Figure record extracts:
:::::

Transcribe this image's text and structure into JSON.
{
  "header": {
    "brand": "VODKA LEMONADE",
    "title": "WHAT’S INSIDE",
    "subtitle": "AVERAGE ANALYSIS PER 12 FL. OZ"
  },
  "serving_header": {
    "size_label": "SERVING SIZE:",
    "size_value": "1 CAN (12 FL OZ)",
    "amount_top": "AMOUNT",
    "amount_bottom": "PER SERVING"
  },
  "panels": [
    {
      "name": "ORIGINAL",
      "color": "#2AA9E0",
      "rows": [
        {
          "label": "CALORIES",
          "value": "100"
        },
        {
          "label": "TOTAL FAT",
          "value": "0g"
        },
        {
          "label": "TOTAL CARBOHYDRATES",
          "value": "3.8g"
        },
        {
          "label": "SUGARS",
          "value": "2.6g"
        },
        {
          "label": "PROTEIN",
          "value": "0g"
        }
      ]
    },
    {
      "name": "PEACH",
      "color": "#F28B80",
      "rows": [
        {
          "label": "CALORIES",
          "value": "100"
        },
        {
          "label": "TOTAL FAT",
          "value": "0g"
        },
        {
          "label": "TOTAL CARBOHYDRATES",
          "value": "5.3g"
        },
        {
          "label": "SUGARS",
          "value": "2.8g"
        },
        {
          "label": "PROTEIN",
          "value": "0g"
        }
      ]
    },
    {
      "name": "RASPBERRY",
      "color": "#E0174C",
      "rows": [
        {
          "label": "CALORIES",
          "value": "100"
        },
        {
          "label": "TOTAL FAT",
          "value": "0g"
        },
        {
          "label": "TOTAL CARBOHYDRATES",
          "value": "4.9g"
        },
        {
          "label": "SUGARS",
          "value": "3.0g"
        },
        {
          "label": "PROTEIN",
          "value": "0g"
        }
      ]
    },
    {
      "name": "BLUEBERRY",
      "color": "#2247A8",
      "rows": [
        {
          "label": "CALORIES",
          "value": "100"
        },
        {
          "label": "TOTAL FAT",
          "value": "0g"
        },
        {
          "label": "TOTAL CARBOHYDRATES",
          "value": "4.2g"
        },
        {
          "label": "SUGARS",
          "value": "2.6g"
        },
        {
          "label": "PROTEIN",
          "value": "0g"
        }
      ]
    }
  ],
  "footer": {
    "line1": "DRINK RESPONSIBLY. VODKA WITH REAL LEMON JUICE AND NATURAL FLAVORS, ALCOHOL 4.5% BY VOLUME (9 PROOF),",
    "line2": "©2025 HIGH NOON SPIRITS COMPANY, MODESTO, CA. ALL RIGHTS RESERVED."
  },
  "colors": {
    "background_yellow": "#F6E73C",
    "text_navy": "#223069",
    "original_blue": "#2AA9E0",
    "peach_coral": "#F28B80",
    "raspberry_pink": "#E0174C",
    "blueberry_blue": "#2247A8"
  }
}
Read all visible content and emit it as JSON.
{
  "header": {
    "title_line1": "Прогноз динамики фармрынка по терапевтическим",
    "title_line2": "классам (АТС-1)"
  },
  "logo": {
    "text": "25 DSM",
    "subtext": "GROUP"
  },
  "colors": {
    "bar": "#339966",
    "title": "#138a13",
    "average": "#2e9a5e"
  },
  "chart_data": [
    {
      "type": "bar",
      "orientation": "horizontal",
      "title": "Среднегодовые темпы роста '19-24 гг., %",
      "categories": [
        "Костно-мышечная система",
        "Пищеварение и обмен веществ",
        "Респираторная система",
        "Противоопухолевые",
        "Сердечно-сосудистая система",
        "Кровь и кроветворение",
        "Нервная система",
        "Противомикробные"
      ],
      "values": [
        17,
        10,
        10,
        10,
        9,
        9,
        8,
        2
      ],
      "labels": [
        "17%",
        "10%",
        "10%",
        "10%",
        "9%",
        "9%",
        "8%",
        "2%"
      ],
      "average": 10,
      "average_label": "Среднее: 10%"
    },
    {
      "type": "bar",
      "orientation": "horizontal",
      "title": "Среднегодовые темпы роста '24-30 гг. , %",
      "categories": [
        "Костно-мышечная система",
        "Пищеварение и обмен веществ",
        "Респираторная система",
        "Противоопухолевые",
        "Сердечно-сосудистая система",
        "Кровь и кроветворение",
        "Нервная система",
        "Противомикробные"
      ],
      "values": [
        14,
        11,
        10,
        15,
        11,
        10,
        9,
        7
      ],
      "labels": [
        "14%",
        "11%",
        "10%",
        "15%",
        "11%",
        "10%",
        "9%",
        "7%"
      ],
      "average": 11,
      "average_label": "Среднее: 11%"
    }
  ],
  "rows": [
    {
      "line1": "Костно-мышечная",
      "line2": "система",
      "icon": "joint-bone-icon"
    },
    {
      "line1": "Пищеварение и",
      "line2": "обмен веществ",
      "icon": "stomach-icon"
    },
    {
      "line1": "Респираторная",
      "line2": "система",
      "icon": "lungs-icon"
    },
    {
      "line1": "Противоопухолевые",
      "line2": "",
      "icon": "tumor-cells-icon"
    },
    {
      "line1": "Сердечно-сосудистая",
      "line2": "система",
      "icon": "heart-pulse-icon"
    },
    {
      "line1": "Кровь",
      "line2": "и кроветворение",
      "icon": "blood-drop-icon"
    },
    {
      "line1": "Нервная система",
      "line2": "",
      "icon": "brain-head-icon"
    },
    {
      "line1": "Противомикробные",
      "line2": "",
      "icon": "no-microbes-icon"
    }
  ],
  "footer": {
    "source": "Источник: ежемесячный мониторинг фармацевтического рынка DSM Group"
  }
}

:::::

Repeat the whole of the data above exactly as it appears.

Transcribe this image's text and structure into JSON.
{
  "header": {
    "brand": "VODKA LEMONADE",
    "title": "WHAT’S INSIDE",
    "subtitle": "AVERAGE ANALYSIS PER 12 FL. OZ"
  },
  "serving_header": {
    "size_label": "SERVING SIZE:",
    "size_value": "1 CAN (12 FL OZ)",
    "amount_top": "AMOUNT",
    "amount_bottom": "PER SERVING"
  },
  "panels": [
    {
      "name": "ORIGINAL",
      "color": "#2AA9E0",
      "rows": [
        {
          "label": "CALORIES",
          "value": "100"
        },
        {
          "label": "TOTAL FAT",
          "value": "0g"
        },
        {
          "label": "TOTAL CARBOHYDRATES",
          "value": "3.8g"
        },
        {
          "label": "SUGARS",
          "value": "2.6g"
        },
        {
          "label": "PROTEIN",
          "value": "0g"
        }
      ]
    },
    {
      "name": "PEACH",
      "color": "#F28B80",
      "rows": [
        {
          "label": "CALORIES",
          "value": "100"
        },
        {
          "label": "TOTAL FAT",
          "value": "0g"
        },
        {
          "label": "TOTAL CARBOHYDRATES",
          "value": "5.3g"
        },
        {
          "label": "SUGARS",
          "value": "2.8g"
        },
        {
          "label": "PROTEIN",
          "value": "0g"
        }
      ]
    },
    {
      "name": "RASPBERRY",
      "color": "#E0174C",
      "rows": [
        {
          "label": "CALORIES",
          "value": "100"
        },
        {
          "label": "TOTAL FAT",
          "value": "0g"
        },
        {
          "label": "TOTAL CARBOHYDRATES",
          "value": "4.9g"
        },
        {
          "label": "SUGARS",
          "value": "3.0g"
        },
        {
          "label": "PROTEIN",
          "value": "0g"
        }
      ]
    },
    {
      "name": "BLUEBERRY",
      "color": "#2247A8",
      "rows": [
        {
          "label": "CALORIES",
          "value": "100"
        },
        {
          "label": "TOTAL FAT",
          "value": "0g"
        },
        {
          "label": "TOTAL CARBOHYDRATES",
          "value": "4.2g"
        },
        {
          "label": "SUGARS",
          "value": "2.6g"
        },
        {
          "label": "PROTEIN",
          "value": "0g"
        }
      ]
    }
  ],
  "footer": {
    "line1": "DRINK RESPONSIBLY. VODKA WITH REAL LEMON JUICE AND NATURAL FLAVORS, ALCOHOL 4.5% BY VOLUME (9 PROOF),",
    "line2": "©2025 HIGH NOON SPIRITS COMPANY, MODESTO, CA. ALL RIGHTS RESERVED."
  },
  "colors": {
    "background_yellow": "#F6E73C",
    "text_navy": "#223069",
    "original_blue": "#2AA9E0",
    "peach_coral": "#F28B80",
    "raspberry_pink": "#E0174C",
    "blueberry_blue": "#2247A8"
  }
}
Read all visible content and emit it as JSON.
{
  "header": {
    "title_line1": "Прогноз динамики фармрынка по терапевтическим",
    "title_line2": "классам (АТС-1)"
  },
  "logo": {
    "text": "25 DSM",
    "subtext": "GROUP"
  },
  "colors": {
    "bar": "#339966",
    "title": "#138a13",
    "average": "#2e9a5e"
  },
  "chart_data": [
    {
      "type": "bar",
      "orientation": "horizontal",
      "title": "Среднегодовые темпы роста '19-24 гг., %",
      "categories": [
        "Костно-мышечная система",
        "Пищеварение и обмен веществ",
        "Респираторная система",
        "Противоопухолевые",
        "Сердечно-сосудистая система",
        "Кровь и кроветворение",
        "Нервная система",
        "Противомикробные"
      ],
      "values": [
        17,
        10,
        10,
        10,
        9,
        9,
        8,
        2
      ],
      "labels": [
        "17%",
        "10%",
        "10%",
        "10%",
        "9%",
        "9%",
        "8%",
        "2%"
      ],
      "average": 10,
      "average_label": "Среднее: 10%"
    },
    {
      "type": "bar",
      "orientation": "horizontal",
      "title": "Среднегодовые темпы роста '24-30 гг. , %",
      "categories": [
        "Костно-мышечная система",
        "Пищеварение и обмен веществ",
        "Респираторная система",
        "Противоопухолевые",
        "Сердечно-сосудистая система",
        "Кровь и кроветворение",
        "Нервная система",
        "Противомикробные"
      ],
      "values": [
        14,
        11,
        10,
        15,
        11,
        10,
        9,
        7
      ],
      "labels": [
        "14%",
        "11%",
        "10%",
        "15%",
        "11%",
        "10%",
        "9%",
        "7%"
      ],
      "average": 11,
      "average_label": "Среднее: 11%"
    }
  ],
  "rows": [
    {
      "line1": "Костно-мышечная",
      "line2": "система",
      "icon": "joint-bone-icon"
    },
    {
      "line1": "Пищеварение и",
      "line2": "обмен веществ",
      "icon": "stomach-icon"
    },
    {
      "line1": "Респираторная",
      "line2": "система",
      "icon": "lungs-icon"
    },
    {
      "line1": "Противоопухолевые",
      "line2": "",
      "icon": "tumor-cells-icon"
    },
    {
      "line1": "Сердечно-сосудистая",
      "line2": "система",
      "icon": "heart-pulse-icon"
    },
    {
      "line1": "Кровь",
      "line2": "и кроветворение",
      "icon": "blood-drop-icon"
    },
    {
      "line1": "Нервная система",
      "line2": "",
      "icon": "brain-head-icon"
    },
    {
      "line1": "Противомикробные",
      "line2": "",
      "icon": "no-microbes-icon"
    }
  ],
  "footer": {
    "source": "Источник: ежемесячный мониторинг фармацевтического рынка DSM Group"
  }
}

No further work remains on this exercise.